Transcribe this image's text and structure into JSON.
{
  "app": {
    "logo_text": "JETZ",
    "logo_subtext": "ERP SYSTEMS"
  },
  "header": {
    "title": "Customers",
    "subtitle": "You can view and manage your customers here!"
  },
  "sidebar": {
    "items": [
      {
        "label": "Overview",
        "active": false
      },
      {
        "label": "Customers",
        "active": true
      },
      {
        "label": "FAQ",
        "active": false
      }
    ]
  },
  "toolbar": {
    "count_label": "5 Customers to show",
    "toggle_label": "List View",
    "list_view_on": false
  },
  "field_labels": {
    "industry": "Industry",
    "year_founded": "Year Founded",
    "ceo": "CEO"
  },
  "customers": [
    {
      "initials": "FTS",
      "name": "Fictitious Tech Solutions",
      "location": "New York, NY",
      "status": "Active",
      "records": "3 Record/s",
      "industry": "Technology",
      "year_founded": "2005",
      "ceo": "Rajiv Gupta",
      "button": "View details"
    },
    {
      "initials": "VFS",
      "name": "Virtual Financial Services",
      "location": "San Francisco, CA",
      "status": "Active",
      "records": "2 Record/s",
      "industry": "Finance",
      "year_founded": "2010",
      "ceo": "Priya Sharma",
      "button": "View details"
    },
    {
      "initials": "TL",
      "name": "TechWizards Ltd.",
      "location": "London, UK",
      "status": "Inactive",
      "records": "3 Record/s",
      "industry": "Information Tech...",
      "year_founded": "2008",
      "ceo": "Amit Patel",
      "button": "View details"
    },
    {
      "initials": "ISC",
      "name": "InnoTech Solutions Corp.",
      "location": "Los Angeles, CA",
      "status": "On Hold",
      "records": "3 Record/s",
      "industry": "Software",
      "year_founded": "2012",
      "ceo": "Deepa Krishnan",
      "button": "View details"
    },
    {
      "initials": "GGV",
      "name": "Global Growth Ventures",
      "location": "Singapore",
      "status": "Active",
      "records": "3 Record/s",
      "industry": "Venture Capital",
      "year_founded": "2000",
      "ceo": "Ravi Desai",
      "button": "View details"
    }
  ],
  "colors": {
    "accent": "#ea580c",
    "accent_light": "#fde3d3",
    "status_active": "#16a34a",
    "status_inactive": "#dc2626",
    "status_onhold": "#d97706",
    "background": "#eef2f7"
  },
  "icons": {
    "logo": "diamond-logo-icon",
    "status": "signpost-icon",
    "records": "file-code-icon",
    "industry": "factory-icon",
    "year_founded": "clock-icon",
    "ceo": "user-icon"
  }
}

==================================================

**PROBLEM TO SOLVE**
Look through the material above and work out how many of its lines contain "location". State the number only.

**ANSWER TO THE TASK**
5